▸ **Directions for this task**
Reproduce all of the data below without alteration; exclude every picture.

▸ **Supplied entries**
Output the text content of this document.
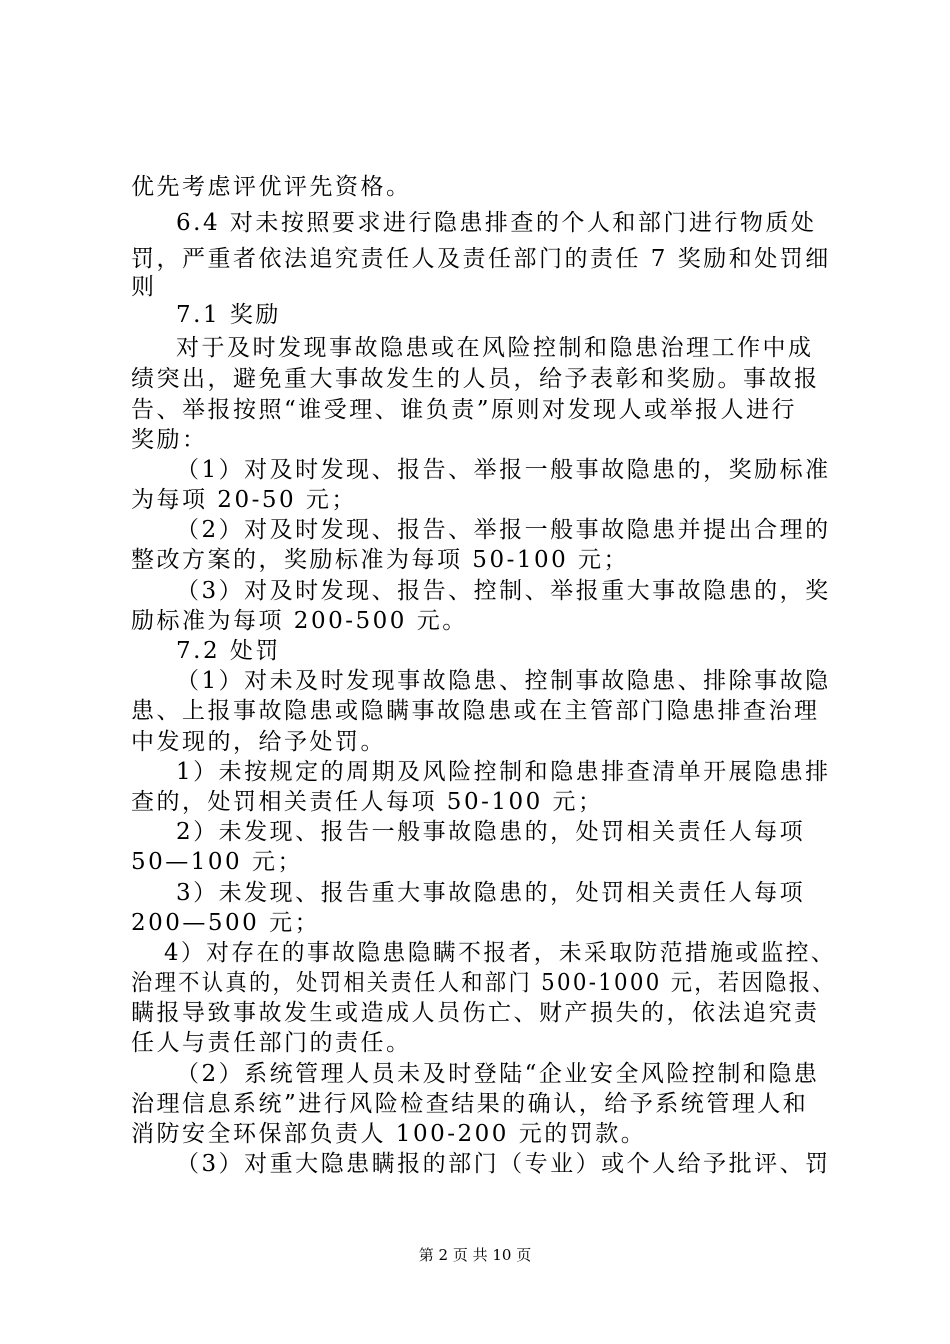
优先考虑评优评先资格。
6.4 对未按照要求进行隐患排查的个人和部门进行物质处
罚，严重者依法追究责任人及责任部门的责任 7 奖励和处罚细
则
7.1 奖励
对于及时发现事故隐患或在风险控制和隐患治理工作中成
绩突出，避免重大事故发生的人员，给予表彰和奖励。事故报
告、举报按照“谁受理、谁负责”原则对发现人或举报人进行
奖励：
（1）对及时发现、报告、举报一般事故隐患的，奖励标准
为每项 20-50 元；
（2）对及时发现、报告、举报一般事故隐患并提出合理的
整改方案的，奖励标准为每项 50-100 元；
（3）对及时发现、报告、控制、举报重大事故隐患的，奖
励标准为每项 200-500 元。
7.2 处罚
（1）对未及时发现事故隐患、控制事故隐患、排除事故隐
患、上报事故隐患或隐瞒事故隐患或在主管部门隐患排查治理
中发现的，给予处罚。
1）未按规定的周期及风险控制和隐患排查清单开展隐患排
查的，处罚相关责任人每项 50-100 元；
2）未发现、报告一般事故隐患的，处罚相关责任人每项
50—100 元；
3）未发现、报告重大事故隐患的，处罚相关责任人每项
200—500 元；
4）对存在的事故隐患隐瞒不报者，未采取防范措施或监控、
治理不认真的，处罚相关责任人和部门 500-1000 元，若因隐报、
瞒报导致事故发生或造成人员伤亡、财产损失的，依法追究责
任人与责任部门的责任。
（2）系统管理人员未及时登陆“企业安全风险控制和隐患
治理信息系统”进行风险检查结果的确认，给予系统管理人和
消防安全环保部负责人 100-200 元的罚款。
（3）对重大隐患瞒报的部门（专业）或个人给予批评、罚
第 2 页 共 10 页
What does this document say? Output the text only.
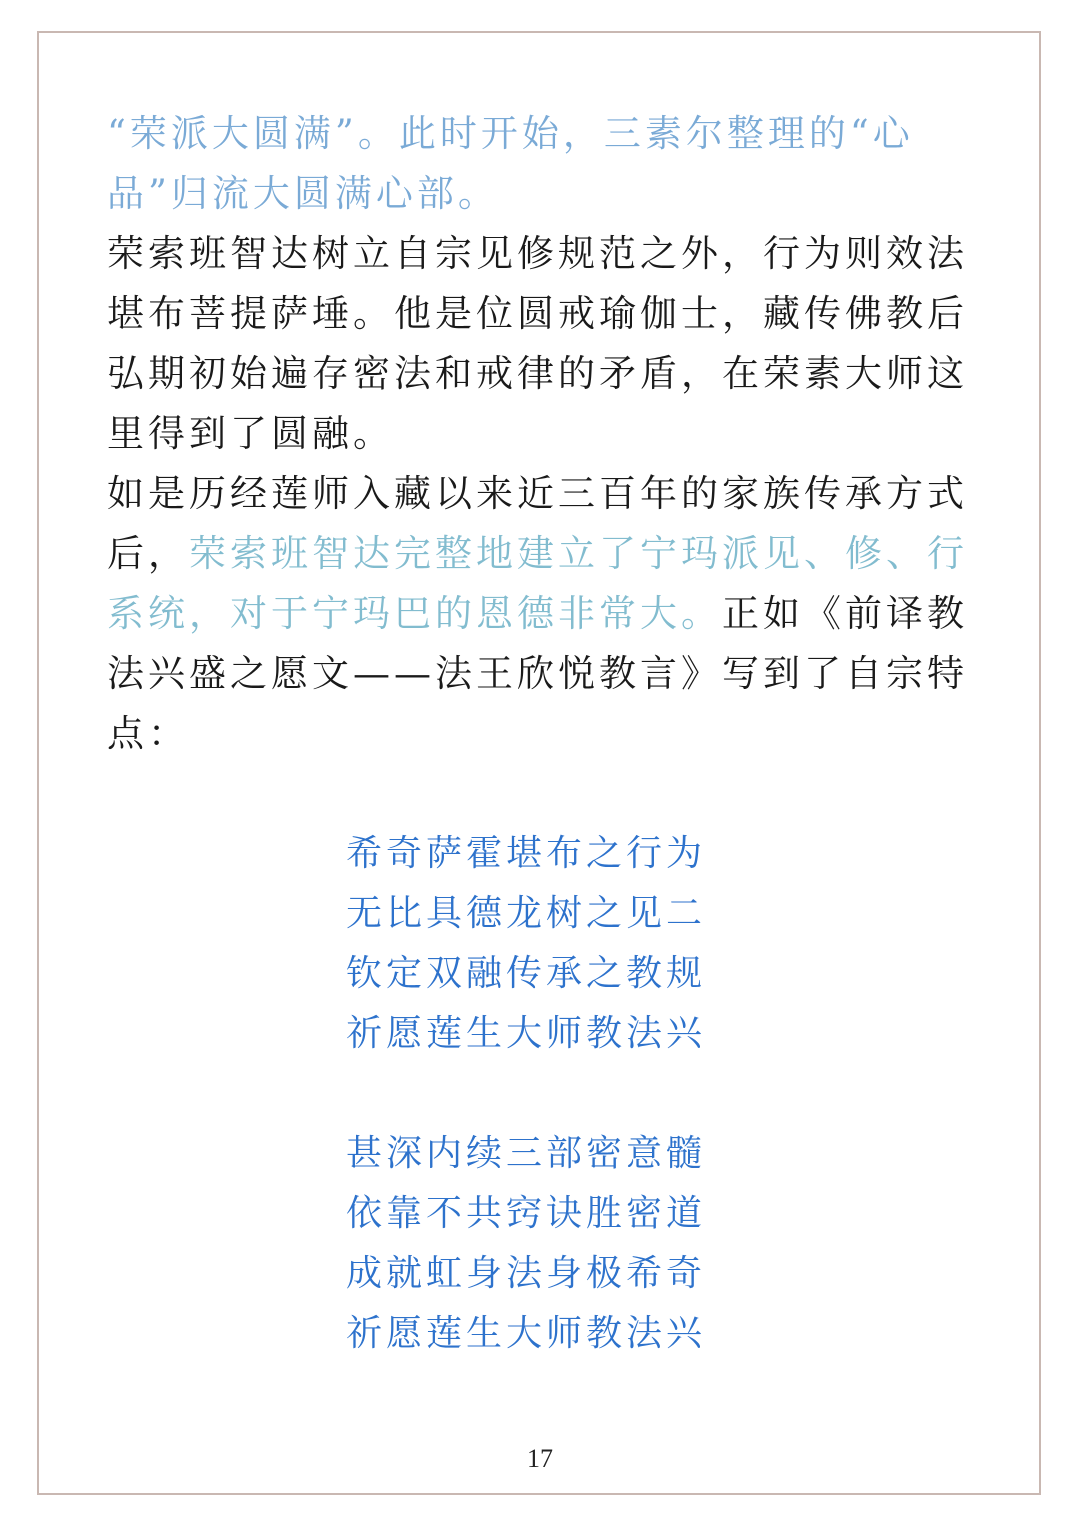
“荣派大圆满”。此时开始，三素尔整理的“心品”归流大圆满心部。

荣索班智达树立自宗见修规范之外，行为则效法堪布菩提萨埵。他是位圆戒瑜伽士，藏传佛教后弘期初始遍存密法和戒律的矛盾，在荣素大师这里得到了圆融。

如是历经莲师入藏以来近三百年的家族传承方式后，荣索班智达完整地建立了宁玛派见、修、行系统，对于宁玛巴的恩德非常大。正如《前译教法兴盛之愿文——法王欣悦教言》写到了自宗特点：

希奇萨霍堪布之行为
无比具德龙树之见二
钦定双融传承之教规
祈愿莲生大师教法兴
甚深内续三部密意髓
依靠不共窍诀胜密道
成就虹身法身极希奇
祈愿莲生大师教法兴
17
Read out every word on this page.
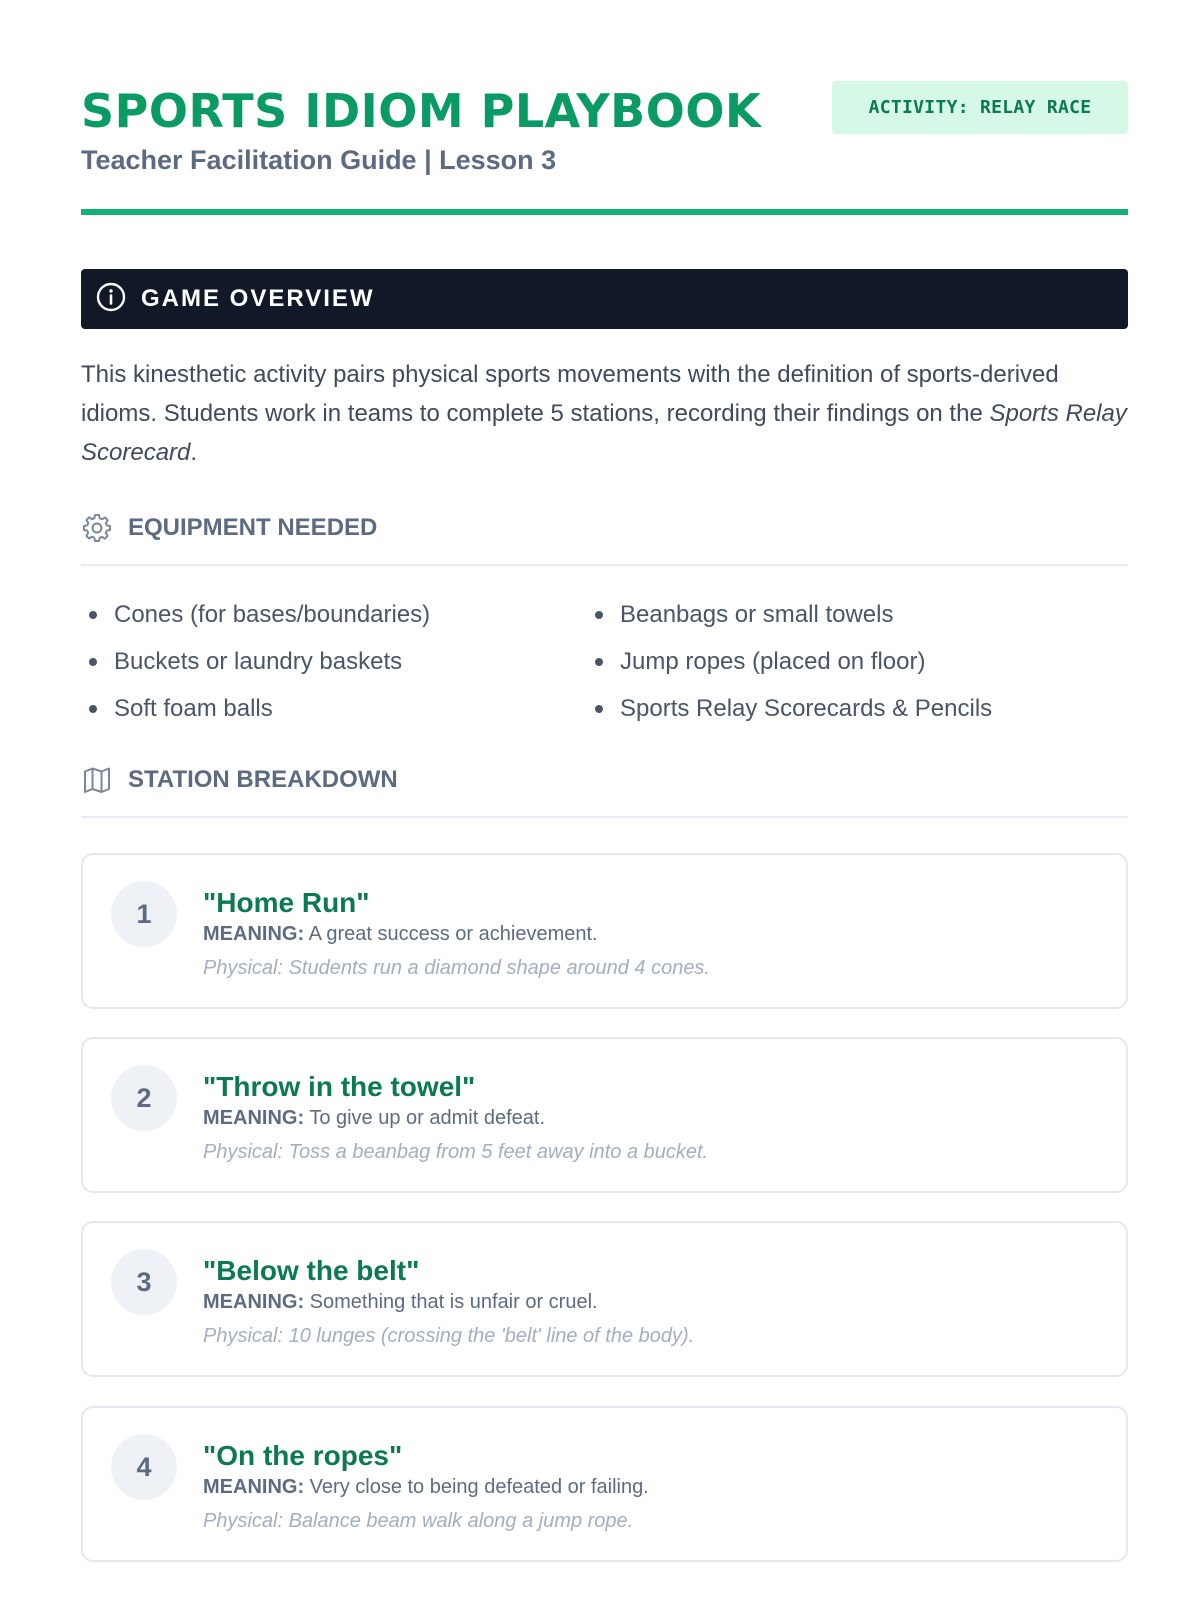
SPORTS IDIOM PLAYBOOK
Teacher Facilitation Guide | Lesson 3
ACTIVITY: RELAY RACE
GAME OVERVIEW

This kinesthetic activity pairs physical sports movements with the definition of sports-derived idioms. Students work in teams to complete 5 stations, recording their findings on the Sports Relay Scorecard.

EQUIPMENT NEEDED
Cones (for bases/boundaries)	Beanbags or small towels
Buckets or laundry baskets	Jump ropes (placed on floor)
Soft foam balls	Sports Relay Scorecards & Pencils
STATION BREAKDOWN
1	"Home Run"
MEANING: A great success or achievement.
Physical: Students run a diamond shape around 4 cones.
2	"Throw in the towel"
MEANING: To give up or admit defeat.
Physical: Toss a beanbag from 5 feet away into a bucket.
3	"Below the belt"
MEANING: Something that is unfair or cruel.
Physical: 10 lunges (crossing the 'belt' line of the body).
4	"On the ropes"
MEANING: Very close to being defeated or failing.
Physical: Balance beam walk along a jump rope.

▸ **Result**
Output the text content of this document.
优先考虑评优评先资格。
6.4 对未按照要求进行隐患排查的个人和部门进行物质处
罚，严重者依法追究责任人及责任部门的责任 7 奖励和处罚细
则
7.1 奖励
对于及时发现事故隐患或在风险控制和隐患治理工作中成
绩突出，避免重大事故发生的人员，给予表彰和奖励。事故报
告、举报按照“谁受理、谁负责”原则对发现人或举报人进行
奖励：
（1）对及时发现、报告、举报一般事故隐患的，奖励标准
为每项 20-50 元；
（2）对及时发现、报告、举报一般事故隐患并提出合理的
整改方案的，奖励标准为每项 50-100 元；
（3）对及时发现、报告、控制、举报重大事故隐患的，奖
励标准为每项 200-500 元。
7.2 处罚
（1）对未及时发现事故隐患、控制事故隐患、排除事故隐
患、上报事故隐患或隐瞒事故隐患或在主管部门隐患排查治理
中发现的，给予处罚。
1）未按规定的周期及风险控制和隐患排查清单开展隐患排
查的，处罚相关责任人每项 50-100 元；
2）未发现、报告一般事故隐患的，处罚相关责任人每项
50—100 元；
3）未发现、报告重大事故隐患的，处罚相关责任人每项
200—500 元；
4）对存在的事故隐患隐瞒不报者，未采取防范措施或监控、
治理不认真的，处罚相关责任人和部门 500-1000 元，若因隐报、
瞒报导致事故发生或造成人员伤亡、财产损失的，依法追究责
任人与责任部门的责任。
（2）系统管理人员未及时登陆“企业安全风险控制和隐患
治理信息系统”进行风险检查结果的确认，给予系统管理人和
消防安全环保部负责人 100-200 元的罚款。
（3）对重大隐患瞒报的部门（专业）或个人给予批评、罚
第 2 页 共 10 页
What does this document say? Output the text only.
“荣派大圆满”。此时开始，三素尔整理的“心品”归流大圆满心部。

荣索班智达树立自宗见修规范之外，行为则效法堪布菩提萨埵。他是位圆戒瑜伽士，藏传佛教后弘期初始遍存密法和戒律的矛盾，在荣素大师这里得到了圆融。

如是历经莲师入藏以来近三百年的家族传承方式后，荣索班智达完整地建立了宁玛派见、修、行系统，对于宁玛巴的恩德非常大。正如《前译教法兴盛之愿文——法王欣悦教言》写到了自宗特点：

希奇萨霍堪布之行为
无比具德龙树之见二
钦定双融传承之教规
祈愿莲生大师教法兴
甚深内续三部密意髓
依靠不共窍诀胜密道
成就虹身法身极希奇
祈愿莲生大师教法兴
17
Read out every word on this page.
SPORTS IDIOM PLAYBOOK
Teacher Facilitation Guide | Lesson 3
ACTIVITY: RELAY RACE
GAME OVERVIEW

This kinesthetic activity pairs physical sports movements with the definition of sports-derived idioms. Students work in teams to complete 5 stations, recording their findings on the Sports Relay Scorecard.

EQUIPMENT NEEDED
Cones (for bases/boundaries)	Beanbags or small towels
Buckets or laundry baskets	Jump ropes (placed on floor)
Soft foam balls	Sports Relay Scorecards & Pencils
STATION BREAKDOWN
1	"Home Run"
MEANING: A great success or achievement.
Physical: Students run a diamond shape around 4 cones.
2	"Throw in the towel"
MEANING: To give up or admit defeat.
Physical: Toss a beanbag from 5 feet away into a bucket.
3	"Below the belt"
MEANING: Something that is unfair or cruel.
Physical: 10 lunges (crossing the 'belt' line of the body).
4	"On the ropes"
MEANING: Very close to being defeated or failing.
Physical: Balance beam walk along a jump rope.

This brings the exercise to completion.